**JOB**
Write out the entries below once more, exactly, with the pictures left out.

**WORKING DATA**

- - - -

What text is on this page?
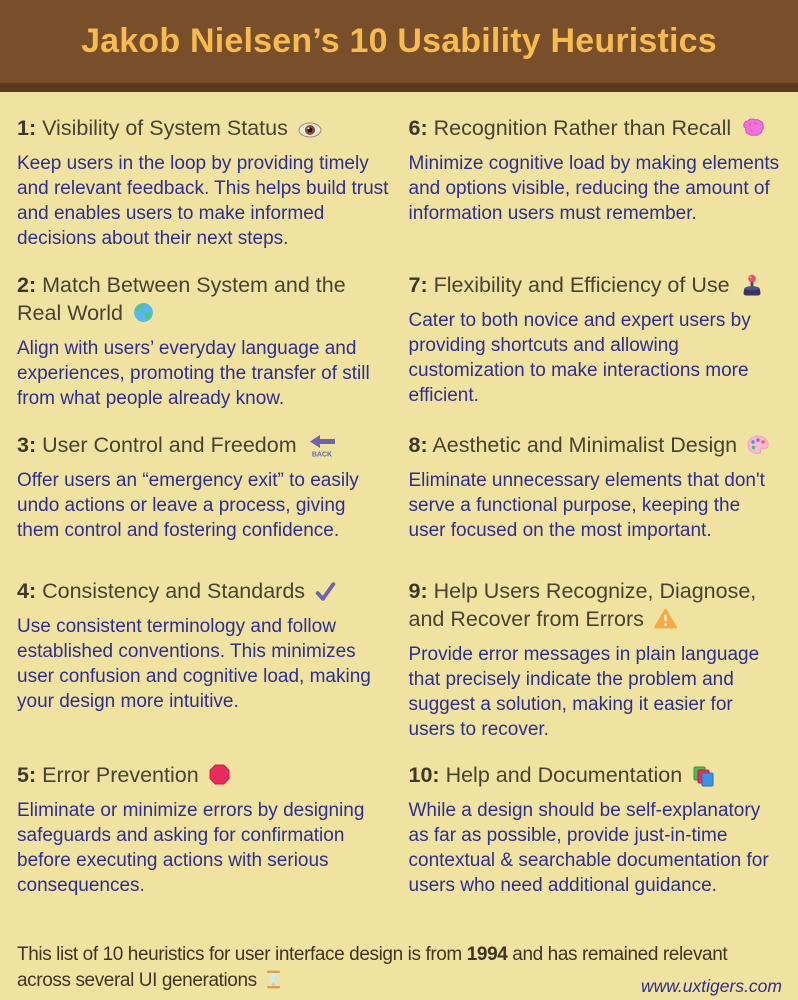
Jakob Nielsen’s 10 Usability Heuristics
1: Visibility of System Status

Keep users in the loop by providing timely and relevant feedback. This helps build trust and enables users to make informed decisions about their next steps.

2: Match Between System and the Real World

Align with users’ everyday language and experiences, promoting the transfer of still from what people already know.

3: User Control and Freedom BACK

Offer users an “emergency exit” to easily undo actions or leave a process, giving them control and fostering confidence.

4: Consistency and Standards

Use consistent terminology and follow established conventions. This minimizes user confusion and cognitive load, making your design more intuitive.

5: Error Prevention

Eliminate or minimize errors by designing safeguards and asking for confirmation before executing actions with serious consequences.

6: Recognition Rather than Recall

Minimize cognitive load by making elements and options visible, reducing the amount of information users must remember.

7: Flexibility and Efficiency of Use

Cater to both novice and expert users by providing shortcuts and allowing customization to make interactions more efficient.

8: Aesthetic and Minimalist Design

Eliminate unnecessary elements that don't serve a functional purpose, keeping the user focused on the most important.

9: Help Users Recognize, Diagnose, and Recover from Errors

Provide error messages in plain language that precisely indicate the problem and suggest a solution, making it easier for users to recover.

10: Help and Documentation

While a design should be self-explanatory as far as possible, provide just-in-time contextual & searchable documentation for users who need additional guidance.

This list of 10 heuristics for user interface design is from 1994 and has remained relevant across several UI generations	www.uxtigers.com
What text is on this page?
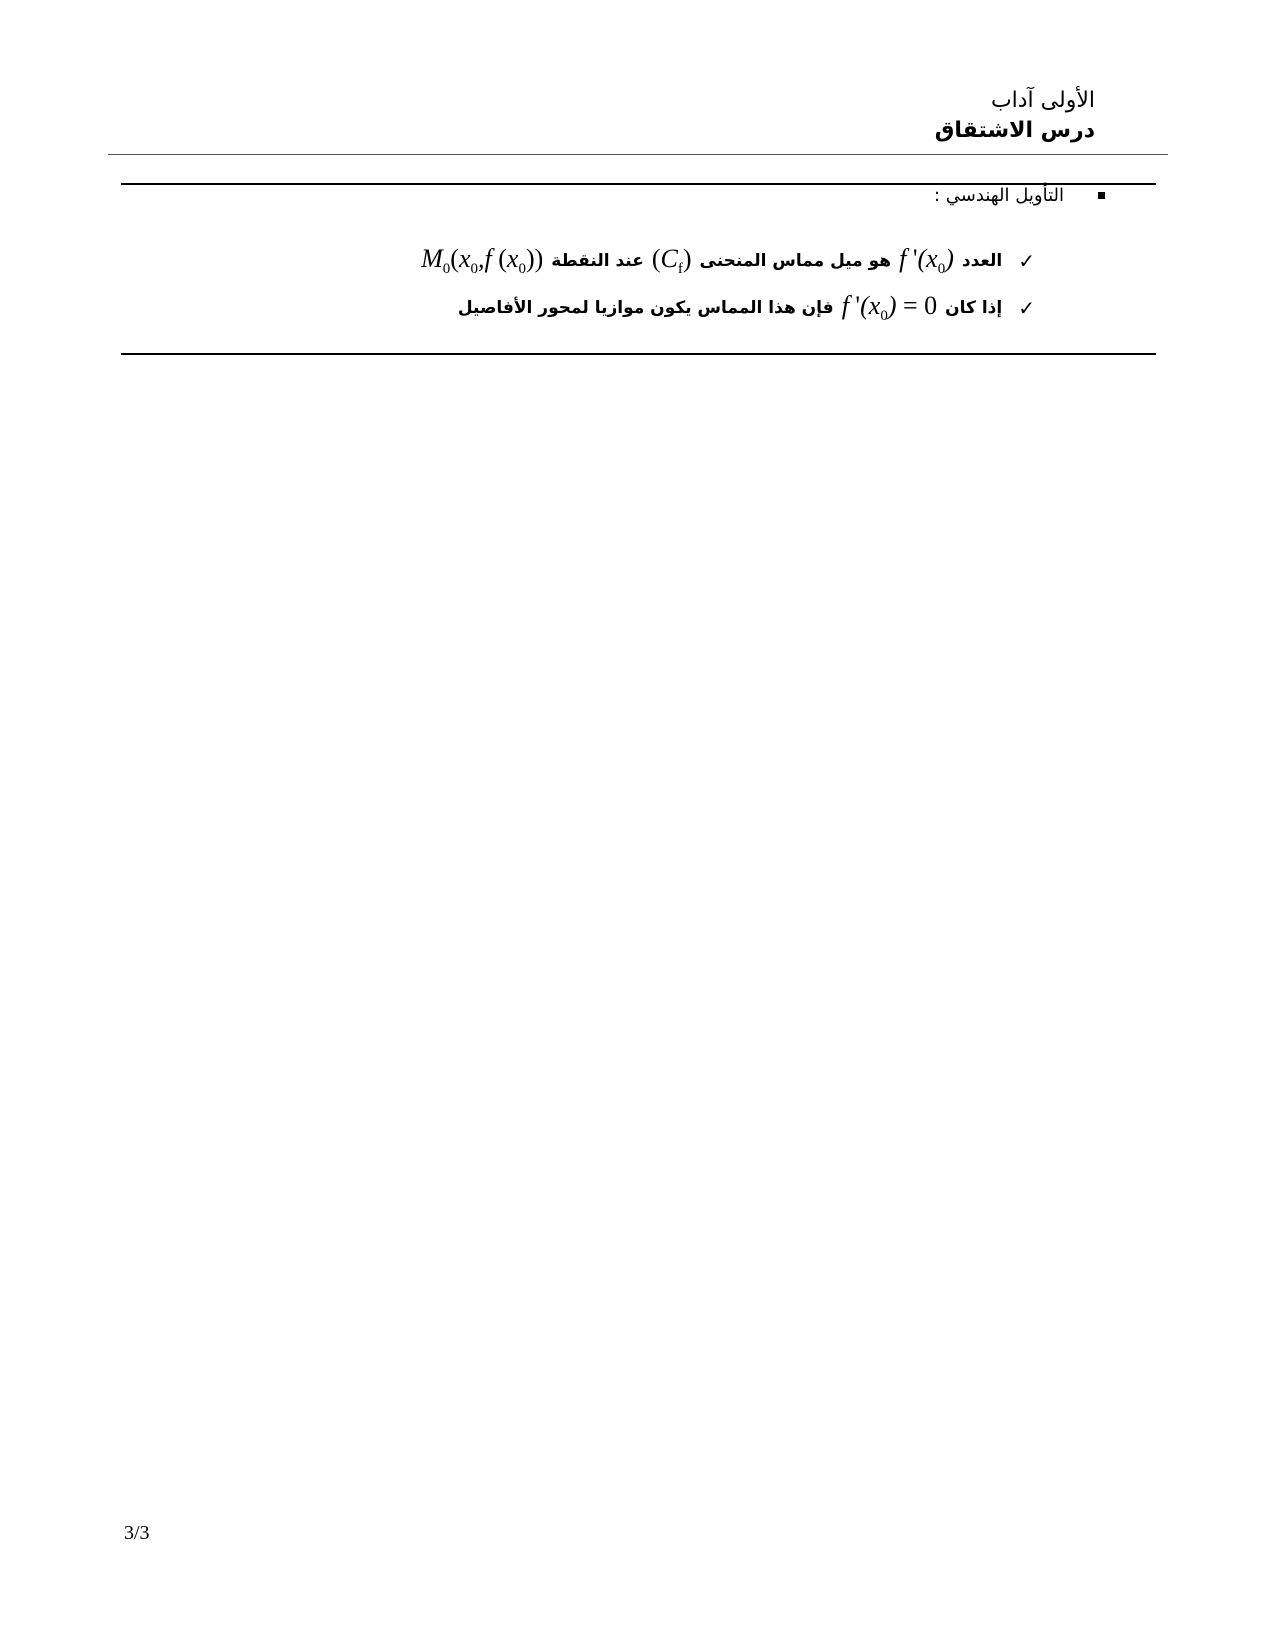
الأولى آداب
درس الاشتقاق
التأويل الهندسي :
✓
العدد
f '$(x_0)$
هو ميل مماس المنحنى
$(C_f)$
عند النقطة
$M_0(x_0,f$ $(x_0)$)
✓
إذا كان
f '$(x_0) = 0$
فإن هذا المماس يكون موازيا لمحور الأفاصيل
3/3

- - - -

**OUTPUT BELOW**
What text is on this page?
Jakob Nielsen’s 10 Usability Heuristics
1: Visibility of System Status

Keep users in the loop by providing timely and relevant feedback. This helps build trust and enables users to make informed decisions about their next steps.

2: Match Between System and the Real World

Align with users’ everyday language and experiences, promoting the transfer of still from what people already know.

3: User Control and Freedom BACK

Offer users an “emergency exit” to easily undo actions or leave a process, giving them control and fostering confidence.

4: Consistency and Standards

Use consistent terminology and follow established conventions. This minimizes user confusion and cognitive load, making your design more intuitive.

5: Error Prevention

Eliminate or minimize errors by designing safeguards and asking for confirmation before executing actions with serious consequences.

6: Recognition Rather than Recall

Minimize cognitive load by making elements and options visible, reducing the amount of information users must remember.

7: Flexibility and Efficiency of Use

Cater to both novice and expert users by providing shortcuts and allowing customization to make interactions more efficient.

8: Aesthetic and Minimalist Design

Eliminate unnecessary elements that don't serve a functional purpose, keeping the user focused on the most important.

9: Help Users Recognize, Diagnose, and Recover from Errors

Provide error messages in plain language that precisely indicate the problem and suggest a solution, making it easier for users to recover.

10: Help and Documentation

While a design should be self-explanatory as far as possible, provide just-in-time contextual & searchable documentation for users who need additional guidance.

This list of 10 heuristics for user interface design is from 1994 and has remained relevant across several UI generations	www.uxtigers.com
What text is on this page?
الأولى آداب
درس الاشتقاق
التأويل الهندسي :
✓
العدد
f '$(x_0)$
هو ميل مماس المنحنى
$(C_f)$
عند النقطة
$M_0(x_0,f$ $(x_0)$)
✓
إذا كان
f '$(x_0) = 0$
فإن هذا المماس يكون موازيا لمحور الأفاصيل
3/3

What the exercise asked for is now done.